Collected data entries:
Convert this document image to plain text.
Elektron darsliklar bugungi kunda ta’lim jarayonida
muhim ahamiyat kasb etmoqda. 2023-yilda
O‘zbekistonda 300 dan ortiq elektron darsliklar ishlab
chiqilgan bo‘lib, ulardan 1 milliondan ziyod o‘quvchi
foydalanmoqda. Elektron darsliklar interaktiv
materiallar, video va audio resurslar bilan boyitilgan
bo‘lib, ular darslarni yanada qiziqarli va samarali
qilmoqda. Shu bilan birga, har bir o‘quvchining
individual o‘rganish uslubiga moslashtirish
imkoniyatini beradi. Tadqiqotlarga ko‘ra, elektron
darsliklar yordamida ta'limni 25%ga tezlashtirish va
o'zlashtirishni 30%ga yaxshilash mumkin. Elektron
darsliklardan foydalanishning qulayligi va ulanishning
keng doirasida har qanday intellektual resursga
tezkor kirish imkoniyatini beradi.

What the task asks
Give nothing but the count of lines in the listing above that hold the string "imkoniyatini".

Task answer
2